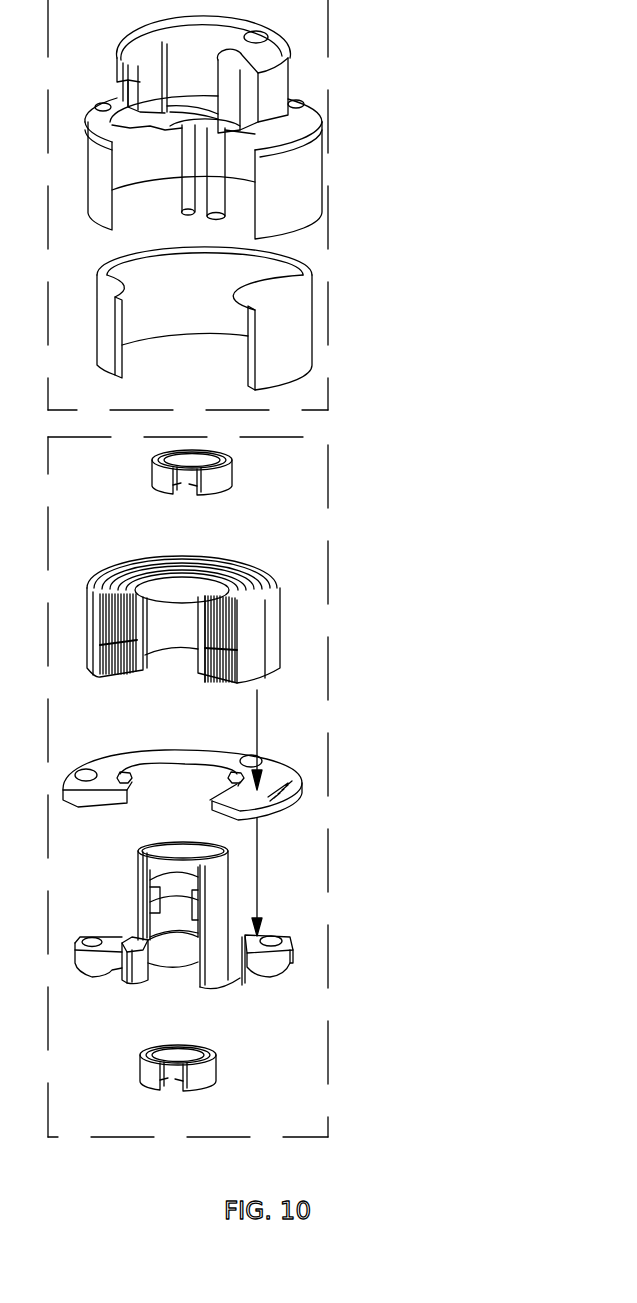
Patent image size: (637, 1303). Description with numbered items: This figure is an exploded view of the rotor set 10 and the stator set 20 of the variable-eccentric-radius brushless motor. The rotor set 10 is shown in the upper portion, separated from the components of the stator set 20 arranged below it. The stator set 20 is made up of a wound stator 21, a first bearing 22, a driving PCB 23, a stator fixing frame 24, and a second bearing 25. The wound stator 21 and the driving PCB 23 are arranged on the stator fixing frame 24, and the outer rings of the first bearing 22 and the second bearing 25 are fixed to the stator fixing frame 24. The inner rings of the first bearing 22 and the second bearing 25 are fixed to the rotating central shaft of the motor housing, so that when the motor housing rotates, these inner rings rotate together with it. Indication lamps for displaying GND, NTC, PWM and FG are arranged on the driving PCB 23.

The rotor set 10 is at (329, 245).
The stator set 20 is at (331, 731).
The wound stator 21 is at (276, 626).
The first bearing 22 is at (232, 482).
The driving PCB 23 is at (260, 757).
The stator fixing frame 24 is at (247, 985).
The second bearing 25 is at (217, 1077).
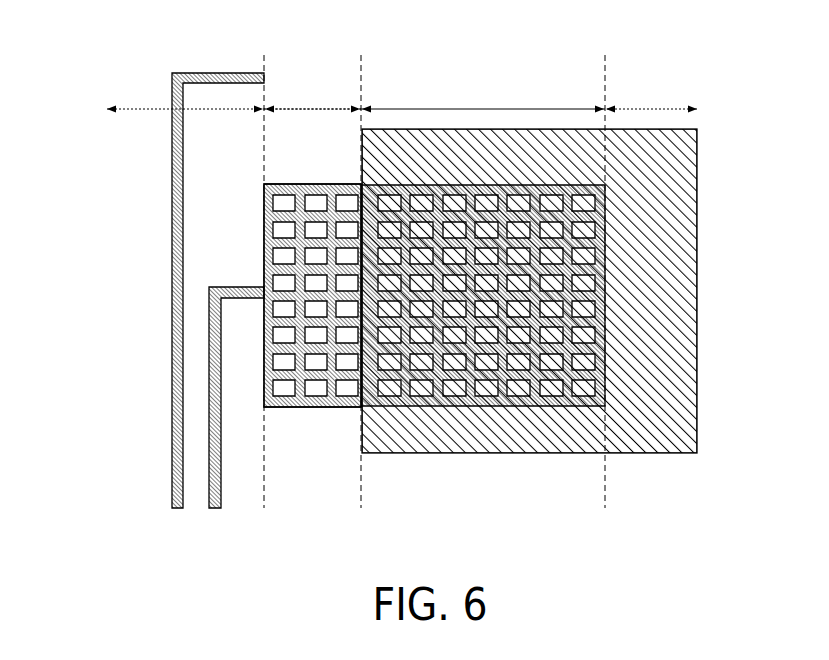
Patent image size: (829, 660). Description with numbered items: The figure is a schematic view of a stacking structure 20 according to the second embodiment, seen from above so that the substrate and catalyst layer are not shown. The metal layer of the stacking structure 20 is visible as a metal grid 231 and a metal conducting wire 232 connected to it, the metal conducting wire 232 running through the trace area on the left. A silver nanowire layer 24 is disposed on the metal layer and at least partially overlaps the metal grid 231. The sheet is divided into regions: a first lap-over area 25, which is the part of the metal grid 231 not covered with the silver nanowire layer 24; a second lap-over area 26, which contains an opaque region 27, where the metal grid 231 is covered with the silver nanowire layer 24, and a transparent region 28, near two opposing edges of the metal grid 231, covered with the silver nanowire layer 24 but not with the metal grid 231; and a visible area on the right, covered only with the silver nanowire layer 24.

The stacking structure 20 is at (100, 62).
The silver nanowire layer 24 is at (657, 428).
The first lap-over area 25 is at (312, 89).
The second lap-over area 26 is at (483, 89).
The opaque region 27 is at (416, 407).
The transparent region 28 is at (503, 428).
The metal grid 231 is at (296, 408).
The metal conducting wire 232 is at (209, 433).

◇ ◇ ◇

### Problem requirements
Print the whole listing above again word for word, leaving out the pictures.

### Answer to this task
Patent image size: (637, 1303). Description with numbered items: This figure is an exploded view of the rotor set 10 and the stator set 20 of the variable-eccentric-radius brushless motor. The rotor set 10 is shown in the upper portion, separated from the components of the stator set 20 arranged below it. The stator set 20 is made up of a wound stator 21, a first bearing 22, a driving PCB 23, a stator fixing frame 24, and a second bearing 25. The wound stator 21 and the driving PCB 23 are arranged on the stator fixing frame 24, and the outer rings of the first bearing 22 and the second bearing 25 are fixed to the stator fixing frame 24. The inner rings of the first bearing 22 and the second bearing 25 are fixed to the rotating central shaft of the motor housing, so that when the motor housing rotates, these inner rings rotate together with it. Indication lamps for displaying GND, NTC, PWM and FG are arranged on the driving PCB 23.

The rotor set 10 is at (329, 245).
The stator set 20 is at (331, 731).
The wound stator 21 is at (276, 626).
The first bearing 22 is at (232, 482).
The driving PCB 23 is at (260, 757).
The stator fixing frame 24 is at (247, 985).
The second bearing 25 is at (217, 1077).
Patent image size: (829, 660). Description with numbered items: The figure is a schematic view of a stacking structure 20 according to the second embodiment, seen from above so that the substrate and catalyst layer are not shown. The metal layer of the stacking structure 20 is visible as a metal grid 231 and a metal conducting wire 232 connected to it, the metal conducting wire 232 running through the trace area on the left. A silver nanowire layer 24 is disposed on the metal layer and at least partially overlaps the metal grid 231. The sheet is divided into regions: a first lap-over area 25, which is the part of the metal grid 231 not covered with the silver nanowire layer 24; a second lap-over area 26, which contains an opaque region 27, where the metal grid 231 is covered with the silver nanowire layer 24, and a transparent region 28, near two opposing edges of the metal grid 231, covered with the silver nanowire layer 24 but not with the metal grid 231; and a visible area on the right, covered only with the silver nanowire layer 24.

The stacking structure 20 is at (100, 62).
The silver nanowire layer 24 is at (657, 428).
The first lap-over area 25 is at (312, 89).
The second lap-over area 26 is at (483, 89).
The opaque region 27 is at (416, 407).
The transparent region 28 is at (503, 428).
The metal grid 231 is at (296, 408).
The metal conducting wire 232 is at (209, 433).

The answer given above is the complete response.